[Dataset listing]
┄┄┄┄┄┄┄┄┄┄

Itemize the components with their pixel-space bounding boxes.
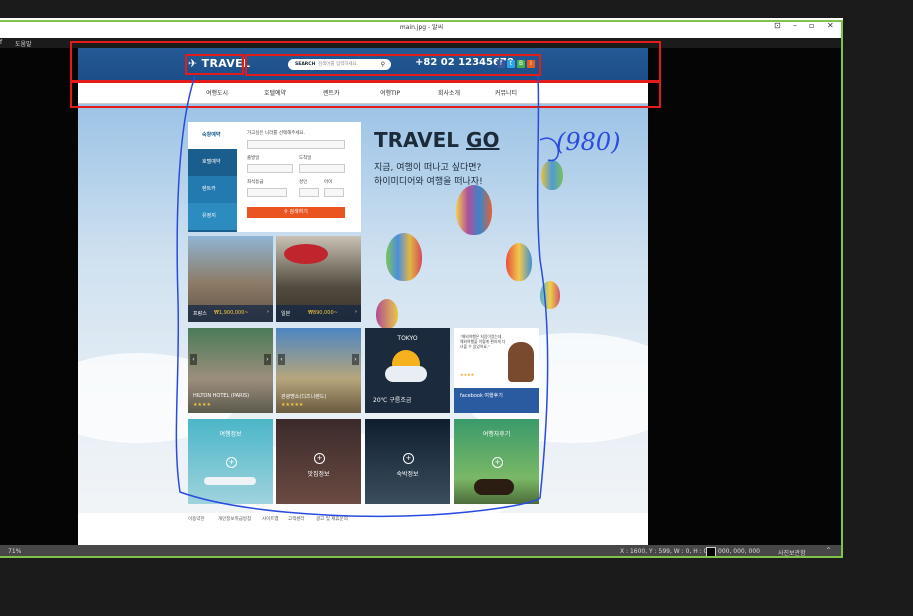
annotation-blue-outline (175, 75, 559, 518)
annotation-width-note: (980) (556, 128, 621, 156)
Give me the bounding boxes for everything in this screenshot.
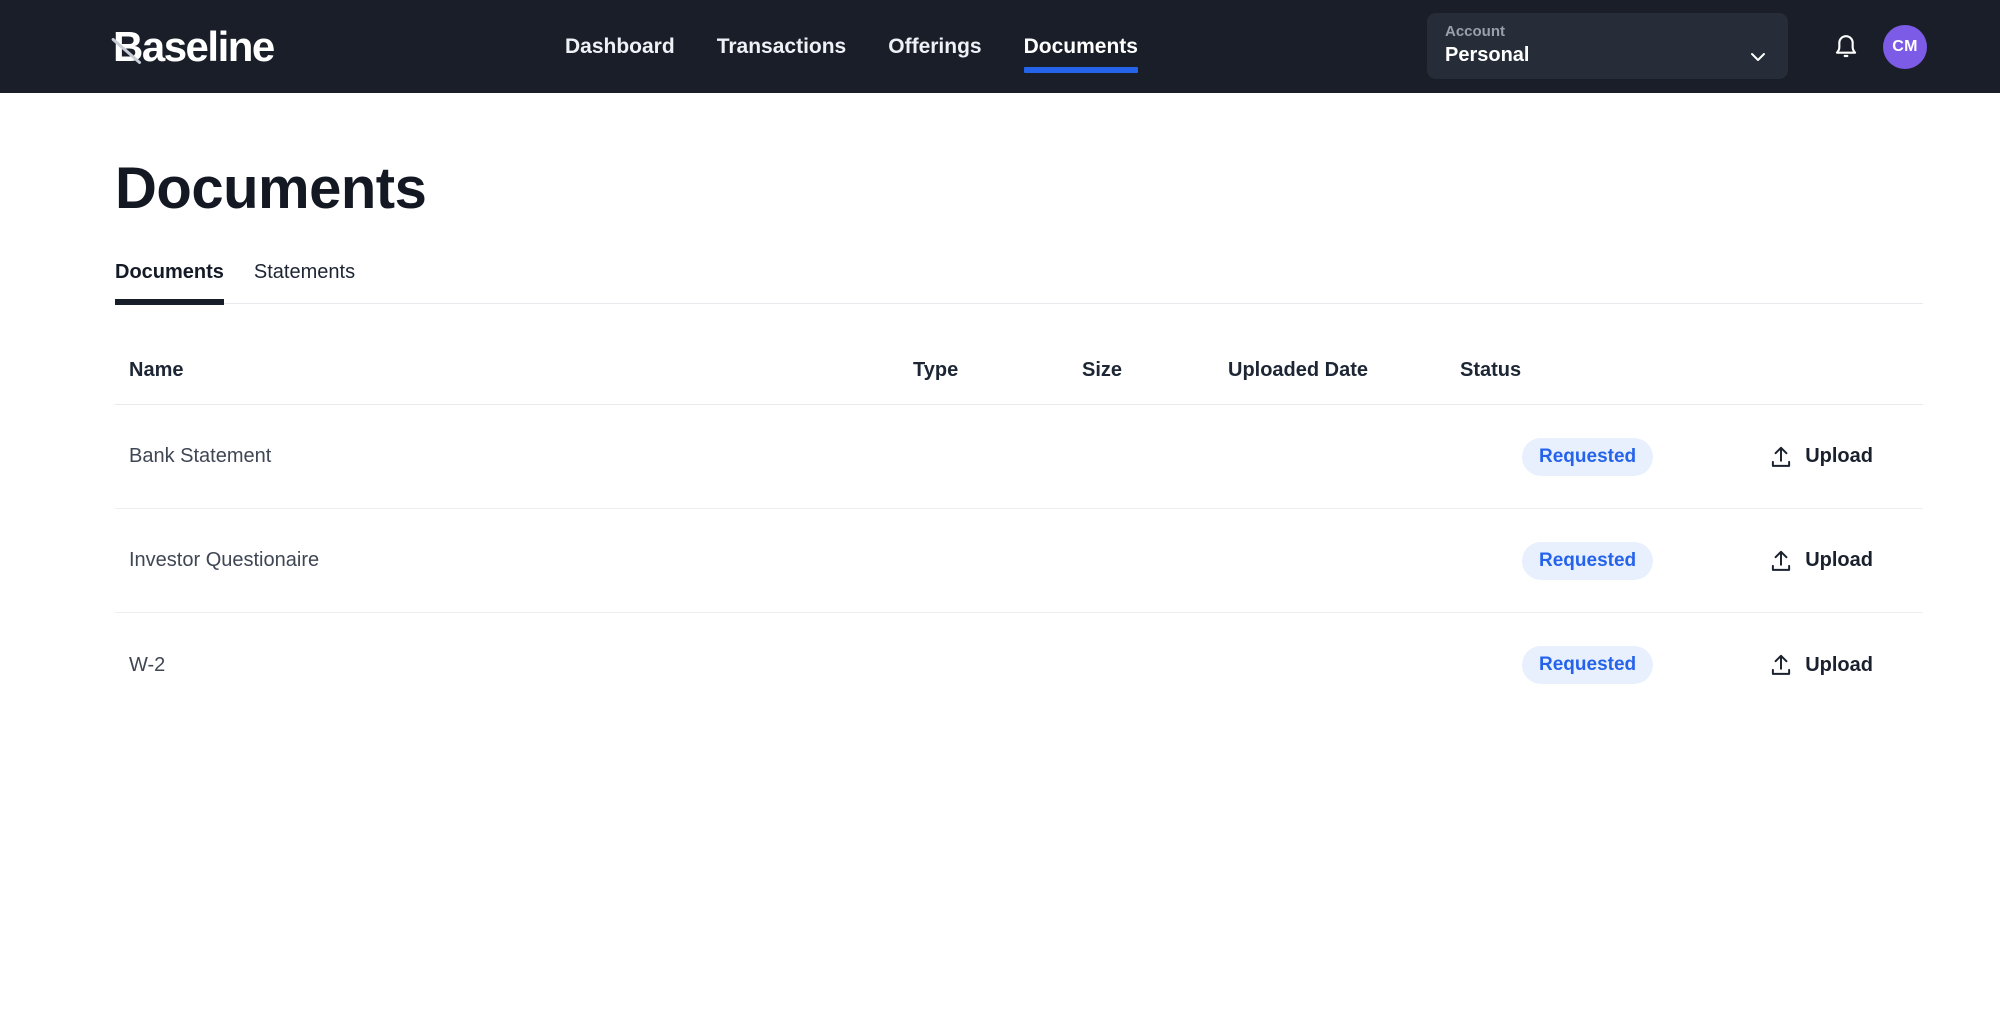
upload-button-label: Upload — [1805, 653, 1873, 676]
upload-button[interactable]: Upload — [1768, 548, 1873, 574]
tab-bar: Documents Statements — [115, 262, 1923, 305]
notifications-button[interactable] — [1824, 24, 1868, 68]
status-badge: Requested — [1522, 541, 1654, 580]
tab-documents[interactable]: Documents — [115, 262, 224, 305]
nav-item-dashboard[interactable]: Dashboard — [565, 35, 675, 59]
table-body: Bank Statement Requested Upload Investor… — [115, 405, 1923, 717]
upload-button-label: Upload — [1805, 549, 1873, 571]
status-badge: Requested — [1522, 437, 1654, 476]
table-row: W-2 Requested Upload — [115, 613, 1923, 717]
nav-item-documents[interactable]: Documents — [1023, 35, 1139, 73]
account-selector-label: Account — [1445, 23, 1505, 40]
table-row: Bank Statement Requested Upload — [115, 405, 1923, 509]
table-row: Investor Questionaire Requested Upload — [115, 509, 1923, 613]
table-header-row: Name Type Size Uploaded Date Status — [115, 303, 1923, 405]
document-status-cell: Requested — [1460, 541, 1707, 580]
navbar: Baseline Dashboard Transactions Offering… — [0, 0, 2000, 93]
upload-icon — [1772, 654, 1791, 675]
upload-icon — [1772, 446, 1791, 467]
avatar[interactable]: CM — [1883, 25, 1927, 69]
upload-icon — [1772, 550, 1791, 571]
document-action-cell: Upload — [1707, 548, 1923, 574]
upload-button[interactable]: Upload — [1768, 652, 1873, 678]
document-name: W-2 — [129, 653, 166, 676]
tab-statements[interactable]: Statements — [254, 262, 355, 303]
column-header-type: Type — [913, 359, 959, 381]
upload-button[interactable]: Upload — [1768, 444, 1873, 470]
brand-name: Baseline — [113, 22, 275, 70]
document-name: Bank Statement — [129, 445, 272, 467]
brand-logo[interactable]: Baseline — [111, 0, 275, 93]
nav-item-transactions[interactable]: Transactions — [717, 35, 847, 59]
column-header-size: Size — [1082, 359, 1123, 381]
document-name: Investor Questionaire — [129, 549, 320, 571]
avatar-initials: CM — [1892, 38, 1918, 55]
column-header-status: Status — [1460, 359, 1522, 381]
document-action-cell: Upload — [1707, 444, 1923, 470]
chevron-down-icon — [1751, 53, 1765, 61]
status-badge: Requested — [1522, 646, 1654, 684]
account-selector[interactable]: Account Personal — [1427, 13, 1788, 79]
bell-icon — [1835, 35, 1857, 58]
account-selector-value: Personal — [1445, 44, 1530, 66]
upload-button-label: Upload — [1805, 445, 1873, 467]
column-header-uploaded-date: Uploaded Date — [1228, 359, 1369, 381]
document-status-cell: Requested — [1460, 646, 1707, 684]
nav-item-offerings[interactable]: Offerings — [888, 35, 981, 59]
page-title: Documents — [115, 156, 427, 221]
documents-table: Name Type Size Uploaded Date Status Bank… — [115, 303, 1923, 717]
primary-nav: Dashboard Transactions Offerings Documen… — [565, 0, 1139, 93]
document-status-cell: Requested — [1460, 437, 1707, 476]
document-action-cell: Upload — [1707, 652, 1923, 678]
column-header-name: Name — [129, 359, 184, 381]
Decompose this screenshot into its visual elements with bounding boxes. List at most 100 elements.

┄┄┄┄┄┄┄┄┄┄

PROBLEM DETAILS: Return every line of the listing above with no changes, omitting the pictures.

OUTPUT OF THE EXERCISE:
Itemize the components with their pixel-space bounding boxes.
annotation-blue-outline (175, 75, 559, 518)
annotation-width-note: (980) (556, 128, 621, 156)
Give me the bounding boxes for everything in this screenshot.
upload-button-label: Upload — [1805, 653, 1873, 676]
upload-button[interactable]: Upload — [1768, 548, 1873, 574]
tab-bar: Documents Statements — [115, 262, 1923, 305]
notifications-button[interactable] — [1824, 24, 1868, 68]
status-badge: Requested — [1522, 541, 1654, 580]
tab-documents[interactable]: Documents — [115, 262, 224, 305]
nav-item-dashboard[interactable]: Dashboard — [565, 35, 675, 59]
table-body: Bank Statement Requested Upload Investor… — [115, 405, 1923, 717]
upload-button-label: Upload — [1805, 549, 1873, 571]
status-badge: Requested — [1522, 437, 1654, 476]
table-row: W-2 Requested Upload — [115, 613, 1923, 717]
nav-item-documents[interactable]: Documents — [1023, 35, 1139, 73]
account-selector-label: Account — [1445, 23, 1505, 40]
table-row: Bank Statement Requested Upload — [115, 405, 1923, 509]
table-row: Investor Questionaire Requested Upload — [115, 509, 1923, 613]
table-header-row: Name Type Size Uploaded Date Status — [115, 303, 1923, 405]
document-status-cell: Requested — [1460, 541, 1707, 580]
navbar: Baseline Dashboard Transactions Offering… — [0, 0, 2000, 93]
upload-icon — [1772, 654, 1791, 675]
upload-icon — [1772, 446, 1791, 467]
avatar[interactable]: CM — [1883, 25, 1927, 69]
upload-icon — [1772, 550, 1791, 571]
document-action-cell: Upload — [1707, 548, 1923, 574]
upload-button[interactable]: Upload — [1768, 652, 1873, 678]
document-name: W-2 — [129, 653, 166, 676]
tab-statements[interactable]: Statements — [254, 262, 355, 303]
column-header-type: Type — [913, 359, 959, 381]
upload-button[interactable]: Upload — [1768, 444, 1873, 470]
brand-name: Baseline — [113, 22, 275, 70]
document-name: Bank Statement — [129, 445, 272, 467]
brand-logo[interactable]: Baseline — [111, 0, 275, 93]
nav-item-transactions[interactable]: Transactions — [717, 35, 847, 59]
column-header-size: Size — [1082, 359, 1123, 381]
document-name: Investor Questionaire — [129, 549, 320, 571]
avatar-initials: CM — [1892, 38, 1918, 55]
column-header-status: Status — [1460, 359, 1522, 381]
document-action-cell: Upload — [1707, 444, 1923, 470]
chevron-down-icon — [1751, 53, 1765, 61]
status-badge: Requested — [1522, 646, 1654, 684]
account-selector[interactable]: Account Personal — [1427, 13, 1788, 79]
bell-icon — [1835, 35, 1857, 58]
account-selector-value: Personal — [1445, 44, 1530, 66]
upload-button-label: Upload — [1805, 445, 1873, 467]
column-header-uploaded-date: Uploaded Date — [1228, 359, 1369, 381]
document-status-cell: Requested — [1460, 646, 1707, 684]
nav-item-offerings[interactable]: Offerings — [888, 35, 981, 59]
page-title: Documents — [115, 156, 427, 221]
documents-table: Name Type Size Uploaded Date Status Bank… — [115, 303, 1923, 717]
primary-nav: Dashboard Transactions Offerings Documen… — [565, 0, 1139, 93]
document-status-cell: Requested — [1460, 437, 1707, 476]
document-action-cell: Upload — [1707, 652, 1923, 678]
column-header-name: Name — [129, 359, 184, 381]
Decompose this screenshot into its visual elements with bounding boxes. List at most 100 elements.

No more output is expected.